Task goal
Lay out each line of the items below as a Markdown table with two columns, Number and Entry, giving every line its own numbered row and skipping blank lines. Leave the pictures out of the table.

The data
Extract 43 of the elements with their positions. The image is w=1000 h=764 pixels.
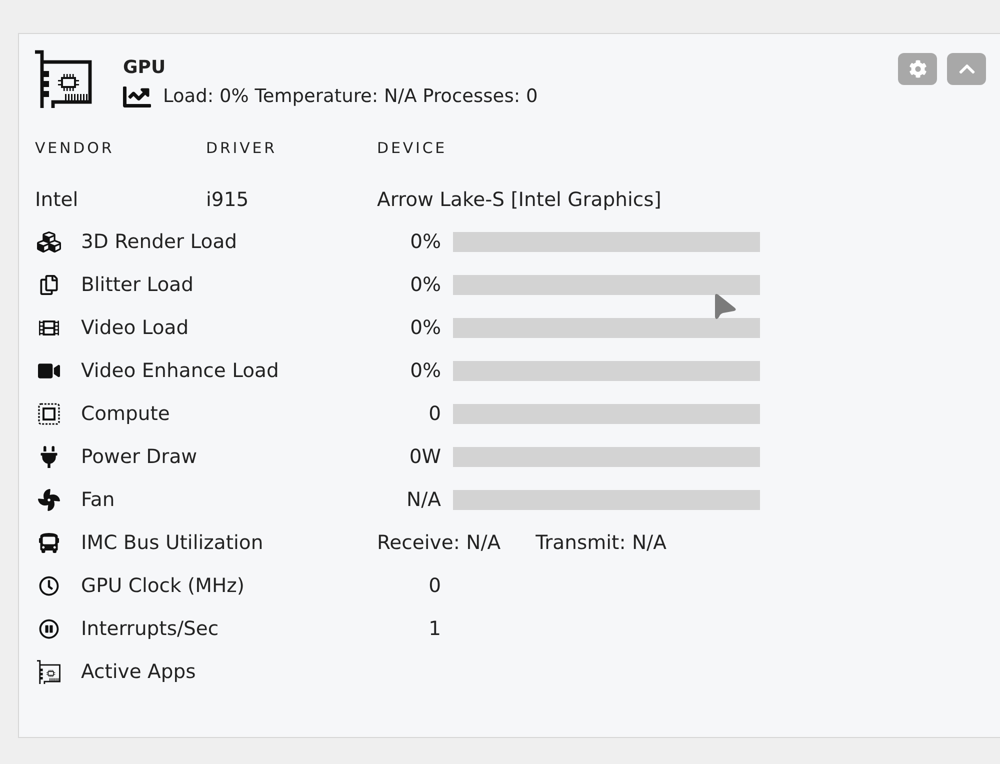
metric-value: 0 [428, 574, 441, 598]
graphics-card-icon [35, 50, 93, 108]
film-icon [38, 318, 58, 338]
metric-label: Fan [81, 488, 115, 512]
metric-value: N/A [406, 488, 441, 512]
table-cell: Arrow Lake-S [Intel Graphics] [377, 188, 662, 212]
metric-value: 1 [428, 616, 441, 640]
column-header: VENDOR [35, 138, 114, 159]
metric-label: Video Load [81, 316, 189, 340]
cubes-icon [36, 230, 60, 254]
metric-label: Compute [81, 402, 170, 426]
metric-label: Active Apps [81, 660, 196, 684]
bus-icon [38, 532, 58, 552]
gpu-summary: Load: 0% Temperature: N/A Processes: 0 [163, 85, 538, 109]
metric-value: 0W [409, 444, 441, 468]
copy-icon [38, 274, 58, 294]
fan-icon [38, 488, 60, 510]
metric-value: Transmit: N/A [536, 530, 666, 554]
card-title: GPU [123, 56, 167, 80]
metric-label: 3D Render Load [81, 230, 238, 254]
chip-outline-icon [38, 402, 60, 424]
metric-label: Blitter Load [81, 272, 194, 296]
metric-value: 0 [428, 402, 441, 426]
settings-icon [908, 60, 926, 78]
column-header: DEVICE [377, 138, 448, 159]
metric-label: Interrupts/Sec [81, 616, 219, 640]
collapse-button[interactable] [947, 53, 986, 85]
metric-label: Video Enhance Load [81, 358, 279, 382]
metric-label: Power Draw [81, 444, 198, 468]
metric-value: 0% [410, 230, 441, 254]
metric-value: 0% [410, 358, 441, 382]
settings-button[interactable] [898, 53, 937, 85]
graphics-card-icon [36, 660, 60, 684]
metric-value: Receive: N/A [377, 530, 501, 554]
column-header: DRIVER [206, 138, 277, 159]
mouse-pointer-icon [713, 293, 737, 321]
metric-value: 0% [410, 316, 441, 340]
table-cell: i915 [206, 188, 249, 212]
metric-value: 0% [410, 272, 441, 296]
clock-icon [38, 576, 58, 596]
table-cell: Intel [35, 188, 78, 212]
metric-label: GPU Clock (MHz) [81, 574, 244, 598]
metric-label: IMC Bus Utilization [81, 530, 264, 554]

Exercise solution
| Number | Entry |
|---|---|
| 1 | Extract 43 of the elements with their positions. The image is w=1000 h=764 pixels. |
| 2 | metric-value: 0 [428, 574, 441, 598] |
| 3 | graphics-card-icon [35, 50, 93, 108] |
| 4 | film-icon [38, 318, 58, 338] |
| 5 | metric-label: Fan [81, 488, 115, 512] |
| 6 | metric-value: N/A [406, 488, 441, 512] |
| 7 | table-cell: Arrow Lake-S [Intel Graphics] [377, 188, 662, 212] |
| 8 | metric-value: 1 [428, 616, 441, 640] |
| 9 | column-header: VENDOR [35, 138, 114, 159] |
| 10 | metric-label: Video Load [81, 316, 189, 340] |
| 11 | cubes-icon [36, 230, 60, 254] |
| 12 | metric-label: Compute [81, 402, 170, 426] |
| 13 | metric-label: Active Apps [81, 660, 196, 684] |
| 14 | bus-icon [38, 532, 58, 552] |
| 15 | gpu-summary: Load: 0% Temperature: N/A Processes: 0 [163, 85, 538, 109] |
| 16 | metric-value: 0W [409, 444, 441, 468] |
| 17 | copy-icon [38, 274, 58, 294] |
| 18 | fan-icon [38, 488, 60, 510] |
| 19 | metric-value: Transmit: N/A [536, 530, 666, 554] |
| 20 | card-title: GPU [123, 56, 167, 80] |
| 21 | metric-label: 3D Render Load [81, 230, 238, 254] |
| 22 | chip-outline-icon [38, 402, 60, 424] |
| 23 | metric-label: Blitter Load [81, 272, 194, 296] |
| 24 | metric-value: 0 [428, 402, 441, 426] |
| 25 | settings-icon [908, 60, 926, 78] |
| 26 | column-header: DEVICE [377, 138, 448, 159] |
| 27 | metric-label: Interrupts/Sec [81, 616, 219, 640] |
| 28 | collapse-button[interactable] [947, 53, 986, 85] |
| 29 | metric-label: Video Enhance Load [81, 358, 279, 382] |
| 30 | metric-label: Power Draw [81, 444, 198, 468] |
| 31 | metric-value: 0% [410, 230, 441, 254] |
| 32 | metric-value: 0% [410, 358, 441, 382] |
| 33 | settings-button[interactable] [898, 53, 937, 85] |
| 34 | graphics-card-icon [36, 660, 60, 684] |
| 35 | metric-value: Receive: N/A [377, 530, 501, 554] |
| 36 | column-header: DRIVER [206, 138, 277, 159] |
| 37 | mouse-pointer-icon [713, 293, 737, 321] |
| 38 | metric-value: 0% [410, 316, 441, 340] |
| 39 | table-cell: i915 [206, 188, 249, 212] |
| 40 | metric-value: 0% [410, 272, 441, 296] |
| 41 | clock-icon [38, 576, 58, 596] |
| 42 | table-cell: Intel [35, 188, 78, 212] |
| 43 | metric-label: GPU Clock (MHz) [81, 574, 244, 598] |
| 44 | metric-label: IMC Bus Utilization [81, 530, 264, 554] |